*** Opening of Dataset entries ***

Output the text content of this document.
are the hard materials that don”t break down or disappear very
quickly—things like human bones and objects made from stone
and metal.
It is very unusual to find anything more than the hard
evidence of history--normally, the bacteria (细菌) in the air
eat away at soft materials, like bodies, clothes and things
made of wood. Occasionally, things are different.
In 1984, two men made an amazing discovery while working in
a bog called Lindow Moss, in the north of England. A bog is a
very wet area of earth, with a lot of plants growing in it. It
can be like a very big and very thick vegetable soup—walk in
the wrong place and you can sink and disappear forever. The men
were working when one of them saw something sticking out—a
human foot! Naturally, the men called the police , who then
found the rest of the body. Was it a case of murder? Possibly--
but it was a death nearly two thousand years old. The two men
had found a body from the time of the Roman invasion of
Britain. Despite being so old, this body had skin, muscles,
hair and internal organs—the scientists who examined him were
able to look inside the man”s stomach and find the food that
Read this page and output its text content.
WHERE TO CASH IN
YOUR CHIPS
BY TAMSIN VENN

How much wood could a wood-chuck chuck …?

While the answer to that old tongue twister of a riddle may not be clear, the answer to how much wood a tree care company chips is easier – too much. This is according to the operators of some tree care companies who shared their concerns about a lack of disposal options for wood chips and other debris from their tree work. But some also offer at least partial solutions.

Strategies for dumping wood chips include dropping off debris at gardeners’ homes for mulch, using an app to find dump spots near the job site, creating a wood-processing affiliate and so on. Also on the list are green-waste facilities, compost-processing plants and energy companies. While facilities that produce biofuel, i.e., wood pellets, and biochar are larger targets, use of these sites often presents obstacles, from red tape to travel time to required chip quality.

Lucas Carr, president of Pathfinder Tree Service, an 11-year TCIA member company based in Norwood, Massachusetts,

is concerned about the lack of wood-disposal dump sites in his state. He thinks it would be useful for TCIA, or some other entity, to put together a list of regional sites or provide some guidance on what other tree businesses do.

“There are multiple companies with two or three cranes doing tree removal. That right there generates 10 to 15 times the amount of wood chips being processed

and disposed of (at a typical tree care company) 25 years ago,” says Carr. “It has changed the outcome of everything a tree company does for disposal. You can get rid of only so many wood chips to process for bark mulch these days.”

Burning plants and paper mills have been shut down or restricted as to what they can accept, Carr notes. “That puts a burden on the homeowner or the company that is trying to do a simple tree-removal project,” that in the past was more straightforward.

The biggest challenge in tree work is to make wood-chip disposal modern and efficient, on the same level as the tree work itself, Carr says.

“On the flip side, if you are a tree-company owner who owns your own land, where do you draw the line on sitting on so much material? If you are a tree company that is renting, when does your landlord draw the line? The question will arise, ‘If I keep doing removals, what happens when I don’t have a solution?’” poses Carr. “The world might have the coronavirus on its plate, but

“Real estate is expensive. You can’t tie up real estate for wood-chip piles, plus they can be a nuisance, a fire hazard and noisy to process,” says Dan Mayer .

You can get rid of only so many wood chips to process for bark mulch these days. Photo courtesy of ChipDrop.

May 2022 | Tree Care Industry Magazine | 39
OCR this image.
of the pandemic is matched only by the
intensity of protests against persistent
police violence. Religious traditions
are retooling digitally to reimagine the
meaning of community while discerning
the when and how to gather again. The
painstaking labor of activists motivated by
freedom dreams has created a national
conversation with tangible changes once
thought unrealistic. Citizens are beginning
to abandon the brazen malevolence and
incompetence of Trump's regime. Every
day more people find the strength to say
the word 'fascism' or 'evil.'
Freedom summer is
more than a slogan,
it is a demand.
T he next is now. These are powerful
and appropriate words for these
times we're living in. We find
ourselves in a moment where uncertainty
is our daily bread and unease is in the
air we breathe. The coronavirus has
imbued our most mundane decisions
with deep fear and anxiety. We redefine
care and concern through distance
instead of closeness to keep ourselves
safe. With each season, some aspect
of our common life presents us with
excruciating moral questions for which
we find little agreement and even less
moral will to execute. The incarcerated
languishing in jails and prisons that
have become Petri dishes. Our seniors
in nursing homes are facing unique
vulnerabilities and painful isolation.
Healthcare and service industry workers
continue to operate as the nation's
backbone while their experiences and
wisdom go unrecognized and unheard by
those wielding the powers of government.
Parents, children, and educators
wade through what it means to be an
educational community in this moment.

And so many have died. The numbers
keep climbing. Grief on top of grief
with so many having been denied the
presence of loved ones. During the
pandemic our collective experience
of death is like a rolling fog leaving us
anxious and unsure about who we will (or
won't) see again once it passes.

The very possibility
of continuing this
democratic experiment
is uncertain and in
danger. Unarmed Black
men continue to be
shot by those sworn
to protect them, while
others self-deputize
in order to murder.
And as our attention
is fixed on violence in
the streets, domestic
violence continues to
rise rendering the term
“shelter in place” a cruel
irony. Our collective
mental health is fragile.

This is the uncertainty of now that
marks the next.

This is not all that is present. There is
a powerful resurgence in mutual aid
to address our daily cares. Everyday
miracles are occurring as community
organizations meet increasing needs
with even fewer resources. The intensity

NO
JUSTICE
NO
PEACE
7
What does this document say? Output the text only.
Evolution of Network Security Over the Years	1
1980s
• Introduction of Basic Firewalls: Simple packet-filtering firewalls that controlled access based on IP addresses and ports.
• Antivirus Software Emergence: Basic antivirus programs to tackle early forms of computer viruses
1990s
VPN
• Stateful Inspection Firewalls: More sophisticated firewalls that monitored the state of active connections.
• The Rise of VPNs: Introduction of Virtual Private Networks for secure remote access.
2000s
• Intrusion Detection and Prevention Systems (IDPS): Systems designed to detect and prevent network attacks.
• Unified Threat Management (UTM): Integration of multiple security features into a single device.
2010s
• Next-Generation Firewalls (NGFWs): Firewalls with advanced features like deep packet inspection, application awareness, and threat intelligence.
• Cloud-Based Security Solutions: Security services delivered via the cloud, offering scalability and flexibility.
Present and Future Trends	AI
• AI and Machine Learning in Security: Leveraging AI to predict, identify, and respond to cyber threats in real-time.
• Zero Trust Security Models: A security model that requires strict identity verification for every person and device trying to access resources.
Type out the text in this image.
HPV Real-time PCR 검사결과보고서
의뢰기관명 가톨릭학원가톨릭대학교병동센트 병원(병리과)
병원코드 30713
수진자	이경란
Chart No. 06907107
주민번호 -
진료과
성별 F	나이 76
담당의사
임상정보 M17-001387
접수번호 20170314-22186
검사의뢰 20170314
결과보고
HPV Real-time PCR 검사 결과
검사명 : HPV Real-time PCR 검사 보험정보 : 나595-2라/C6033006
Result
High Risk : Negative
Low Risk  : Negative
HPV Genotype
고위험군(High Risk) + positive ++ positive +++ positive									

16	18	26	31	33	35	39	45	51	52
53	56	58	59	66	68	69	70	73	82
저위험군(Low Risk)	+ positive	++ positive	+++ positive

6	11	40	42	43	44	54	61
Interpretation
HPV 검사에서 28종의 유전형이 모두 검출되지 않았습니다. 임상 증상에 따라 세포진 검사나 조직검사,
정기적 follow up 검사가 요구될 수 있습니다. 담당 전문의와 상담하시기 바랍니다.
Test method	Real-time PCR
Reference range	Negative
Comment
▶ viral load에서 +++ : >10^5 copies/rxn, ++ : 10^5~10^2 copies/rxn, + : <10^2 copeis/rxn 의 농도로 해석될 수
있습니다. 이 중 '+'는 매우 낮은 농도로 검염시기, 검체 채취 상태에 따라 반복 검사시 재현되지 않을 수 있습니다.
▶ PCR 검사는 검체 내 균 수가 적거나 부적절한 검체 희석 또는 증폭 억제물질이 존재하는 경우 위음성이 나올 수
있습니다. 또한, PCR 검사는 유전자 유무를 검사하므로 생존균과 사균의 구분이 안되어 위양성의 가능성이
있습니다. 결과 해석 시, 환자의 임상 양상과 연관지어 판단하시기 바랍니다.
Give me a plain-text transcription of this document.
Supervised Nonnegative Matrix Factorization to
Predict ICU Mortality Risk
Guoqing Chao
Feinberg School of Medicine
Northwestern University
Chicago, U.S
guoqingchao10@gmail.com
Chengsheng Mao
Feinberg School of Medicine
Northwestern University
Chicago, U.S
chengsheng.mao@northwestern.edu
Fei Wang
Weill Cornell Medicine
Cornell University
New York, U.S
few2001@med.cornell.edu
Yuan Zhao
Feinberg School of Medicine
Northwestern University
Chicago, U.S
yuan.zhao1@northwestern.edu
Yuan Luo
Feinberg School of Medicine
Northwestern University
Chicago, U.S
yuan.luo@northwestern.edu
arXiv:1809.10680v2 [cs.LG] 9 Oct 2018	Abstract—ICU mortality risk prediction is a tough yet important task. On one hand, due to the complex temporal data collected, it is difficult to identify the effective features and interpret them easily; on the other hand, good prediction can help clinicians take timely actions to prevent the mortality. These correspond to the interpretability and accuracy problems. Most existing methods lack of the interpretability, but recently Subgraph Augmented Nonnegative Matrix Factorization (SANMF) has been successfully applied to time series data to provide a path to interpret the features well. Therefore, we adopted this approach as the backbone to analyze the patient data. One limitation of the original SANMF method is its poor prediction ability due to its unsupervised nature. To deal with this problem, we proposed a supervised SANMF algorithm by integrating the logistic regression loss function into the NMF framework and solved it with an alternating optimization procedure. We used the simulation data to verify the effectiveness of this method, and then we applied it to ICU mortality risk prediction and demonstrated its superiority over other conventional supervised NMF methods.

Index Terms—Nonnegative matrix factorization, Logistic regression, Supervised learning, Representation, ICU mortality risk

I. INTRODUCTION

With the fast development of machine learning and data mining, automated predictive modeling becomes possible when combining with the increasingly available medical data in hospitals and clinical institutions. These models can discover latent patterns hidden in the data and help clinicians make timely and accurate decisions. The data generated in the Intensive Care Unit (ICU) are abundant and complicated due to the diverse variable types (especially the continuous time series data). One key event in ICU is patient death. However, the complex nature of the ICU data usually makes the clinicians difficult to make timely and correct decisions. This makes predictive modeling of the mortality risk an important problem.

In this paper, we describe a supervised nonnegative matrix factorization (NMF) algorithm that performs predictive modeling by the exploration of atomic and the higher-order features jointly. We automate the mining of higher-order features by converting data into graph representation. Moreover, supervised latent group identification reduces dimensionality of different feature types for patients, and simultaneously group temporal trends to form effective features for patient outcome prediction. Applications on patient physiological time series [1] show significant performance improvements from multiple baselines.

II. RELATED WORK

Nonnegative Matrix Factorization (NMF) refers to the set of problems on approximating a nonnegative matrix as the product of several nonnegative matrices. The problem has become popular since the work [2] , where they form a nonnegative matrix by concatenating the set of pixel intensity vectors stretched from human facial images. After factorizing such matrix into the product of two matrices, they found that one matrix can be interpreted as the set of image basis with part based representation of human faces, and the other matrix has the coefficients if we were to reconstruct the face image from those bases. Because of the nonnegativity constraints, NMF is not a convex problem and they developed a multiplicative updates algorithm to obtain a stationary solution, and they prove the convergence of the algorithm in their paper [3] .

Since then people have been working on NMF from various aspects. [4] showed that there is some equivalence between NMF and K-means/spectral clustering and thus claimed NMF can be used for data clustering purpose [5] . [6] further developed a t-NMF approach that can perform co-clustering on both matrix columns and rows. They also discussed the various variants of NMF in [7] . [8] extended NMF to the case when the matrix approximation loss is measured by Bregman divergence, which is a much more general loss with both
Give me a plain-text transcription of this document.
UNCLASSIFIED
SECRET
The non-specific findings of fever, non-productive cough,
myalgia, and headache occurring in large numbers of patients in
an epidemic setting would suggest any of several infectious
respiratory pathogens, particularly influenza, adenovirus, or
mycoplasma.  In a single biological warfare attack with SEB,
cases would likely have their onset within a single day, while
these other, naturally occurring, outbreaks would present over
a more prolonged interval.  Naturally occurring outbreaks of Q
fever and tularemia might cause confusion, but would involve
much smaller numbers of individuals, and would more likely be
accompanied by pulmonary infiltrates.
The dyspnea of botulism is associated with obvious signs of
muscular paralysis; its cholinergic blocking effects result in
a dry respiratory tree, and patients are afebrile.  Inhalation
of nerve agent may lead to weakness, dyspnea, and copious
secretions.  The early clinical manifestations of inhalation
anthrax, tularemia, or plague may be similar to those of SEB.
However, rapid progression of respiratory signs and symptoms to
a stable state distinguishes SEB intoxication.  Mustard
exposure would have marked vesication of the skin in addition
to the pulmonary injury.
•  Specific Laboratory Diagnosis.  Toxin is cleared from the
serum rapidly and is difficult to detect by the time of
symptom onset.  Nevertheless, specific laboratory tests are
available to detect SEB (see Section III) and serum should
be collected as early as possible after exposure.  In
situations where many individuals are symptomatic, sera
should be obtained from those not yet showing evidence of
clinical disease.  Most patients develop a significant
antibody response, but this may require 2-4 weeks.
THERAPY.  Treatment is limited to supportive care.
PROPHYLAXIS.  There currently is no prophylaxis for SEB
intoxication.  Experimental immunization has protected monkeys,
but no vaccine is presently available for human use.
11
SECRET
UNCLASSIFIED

*** Close of Dataset entries ***

Exercise description => What number of lines in the data contain the word "murder"? Give the number and nothing else.

Response area => 2